**POTONGAN TEKS:**
════════════════════
Merawat Diri Sambil Merawat Orang Lain: Menjelajahi Konsep Baru Self-Love
Saya meyakini bahwasannya perjalanan mencintai diri sendiri adalah upaya terus menerus. Tidak ada pendekatan paling pas, sekalipun referensi self-love kita hari-hari ini menawarkan “beberapa cara yang bisa kamu lakukan untuk self-love”.
Saya tidak menyalahkan beberapa materi self-love baik yang dibawakan para jenama di media sosial, pakar kesehatan mental, atau referensi manapun yang kita peroleh dalam memahami makna self-love atau selebihnya saya pilih istilah ‘cinta diri’ di sini.
Mendengar ‘self-love’ saja terus terang membuat saya skeptis. Seseorang memberi tahu saya untuk tidak menelan secara mentah-mentah konsep asing, meski pengalaman cinta diri merupakan pengalaman yang universal.
Cinta diri marak dibicarakan seiring pemahaman masyarakat kita tentang kesehatan mental mulai berkembang. Konsep ini sebagian besar diartikan sebagai bentuk kepuasan pada diri sendiri. Ini bisa berarti sikap menghargai diri dan mengenali kebutuhan-kebutuhan diri.
Beberapa saran praktis menganjurkan untuk menerapkan cinta diri ini dengan: memperhatikan kesehatan fisik, melakukan hobi yang disenangi, meluangkan waktu bersama orang terdekat, dan banyak sekali saran yang biasa kita temukan. Namun, pertanyaannya, apakah setiap saran-saran itu cocok untuk beberapa orang?
Untuk menjawab pertanyaan tersebut saya mulai merenungkan hal berikut:
Siapa sebenarnya orang-orang yang membutuhkan cinta diri?
Apakah konsep cinta diri ini bisa memiliki makna yang berbeda ketika setiap wilayah atau negara memiliki budaya masing-masing?
════════════════════
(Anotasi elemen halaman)
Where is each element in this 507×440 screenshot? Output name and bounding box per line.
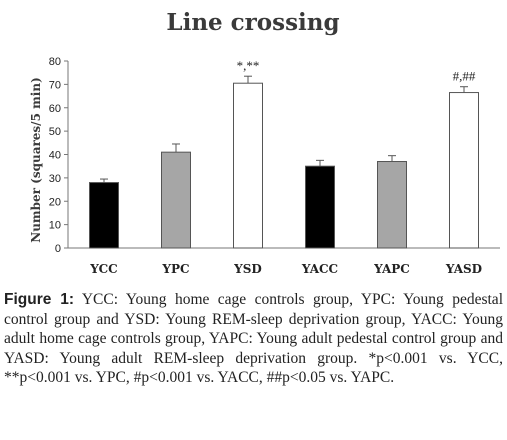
y-tick-label: 80: [49, 56, 61, 68]
x-tick-label: YPC: [161, 262, 189, 276]
x-tick-label: YSD: [233, 262, 262, 276]
bar: [377, 161, 407, 249]
x-tick-label: YASD: [445, 262, 482, 276]
y-tick-label: 40: [49, 150, 61, 162]
y-ticks: 0 10 20 30 40 50 60 70 80: [49, 56, 68, 255]
bar: [161, 151, 191, 249]
chart-title: Line crossing: [166, 9, 339, 36]
bar-chart: Line crossing Number (squares/5 min) 0 10…: [29, 9, 500, 276]
axes: [67, 61, 500, 249]
significance-label: *,**: [237, 58, 260, 73]
y-axis-label: Number (squares/5 min): [29, 77, 43, 243]
significance-label: #,##: [453, 69, 476, 84]
y-tick-label: 60: [49, 103, 61, 115]
x-tick-label: YAPC: [373, 262, 410, 276]
figure-caption: Figure 1: YCC: Young home cage controls …: [4, 290, 503, 388]
x-tick-label: YACC: [301, 262, 338, 276]
y-tick-label: 20: [49, 196, 61, 208]
y-tick-label: 50: [49, 126, 61, 138]
y-tick-label: 0: [55, 243, 61, 255]
caption-label: Figure 1:: [4, 291, 74, 308]
bars: *,** #,##: [89, 58, 479, 249]
x-tick-label: YCC: [89, 262, 117, 276]
bar: [449, 92, 479, 249]
bar: [305, 165, 335, 249]
y-tick-label: 10: [49, 220, 61, 232]
caption-text: YCC: Young home cage controls group, YPC…: [4, 291, 503, 387]
y-tick-label: 70: [49, 79, 61, 91]
bar: [89, 182, 119, 249]
x-tick-labels: YCC YPC YSD YACC YAPC YASD: [89, 262, 482, 276]
y-tick-label: 30: [49, 173, 61, 185]
bar: [233, 82, 263, 249]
════════════════════
**YANG PERLU DIKERJAKAN:**
[1] Ulangi tanpa perubahan bagian teks tentang cinta diri yang dibuka dengan kata-kata yang memuat "Saya tidak menyalahkan" dan ditutup dengan "pengalaman yang universal.".
[2] Tulis ulang paragraf teks tentang cinta diri yang diawali "Beberapa saran praktis menganjurkan" dalam bentuk daftar yang lebih ringkas, dengan tetap memuat fakta-fakta utamanya.
[3] Teruskan teks tentang cinta diri mulai dari bagian sesudah kalimat terakhir yang ditampilkan.

**JAWABAN LATIHAN:**
[1]
Saya tidak menyalahkan beberapa materi self-love baik yang dibawakan para jenama di media sosial, pakar kesehatan mental, atau referensi manapun yang kita peroleh dalam memahami makna self-love atau selebihnya saya pilih istilah ‘cinta diri’ di sini.
Mendengar ‘self-love’ saja terus terang membuat saya skeptis. Seseorang memberi tahu saya untuk tidak menelan secara mentah-mentah konsep asing, meski pengalaman cinta diri merupakan pengalaman yang universal.

[2]
Saran praktis untuk menerapkan cinta diri antara lain:
- memperhatikan kesehatan fisik;
- melakukan hobi yang disenangi;
- meluangkan waktu bersama orang terdekat;
- banyak saran lain yang biasa ditemukan.

Pertanyaannya: apakah setiap saran itu cocok untuk beberapa orang?

[3]
Saya akan menjawab dua pertanyaan itu dengan bantuan penjelasan dari video oleh Dokter Jiemi Ardian di salah satu saluran YouTube judulnya “Mencintai Diri Sendiri sebelum Mencintai Orang Lain, dan Quotes Keliru Lainnya”
Alasan saya memilih video tersebut karena bagi saya, video itu menawarkan kebaruan dari berbagai sumber penjelasan cinta diri yang mungkin selama ini hanya berkaitan dengan saran-saran praktis. Dalam penjelasan ini saya coba sekalian dengan merefleksikan dengan pengalaman pribadi. Ini mungkin bisa relevan dengan orang lain, bisa jadi tidak.
Pertama, Dokter Jiemi menjawab orang-orang yang membutuhkan cinta diri sangat mungkin orang yang tumbuh dan berkembang di lingkungan yang tidak mencintai dirinya, sehingga dia kesulitan mencintai diri — yang mana mencintai diri itu butuh pembelajaran dari lingkungan sekitar yang mencintai dirinya.
Artinya, yang paling butuh mencintai diri adalah yang paling sulit mencintai diri.
Sejak kecil, saya tidak terbiasa mendapat apresiasi dari lingkungan terdekat — keluarga. Keluarga saya selalu menekankan untuk menjadi sempurna dalam berbagai hal. Saya tumbuh menjadi orang yang sulit merasa cukup.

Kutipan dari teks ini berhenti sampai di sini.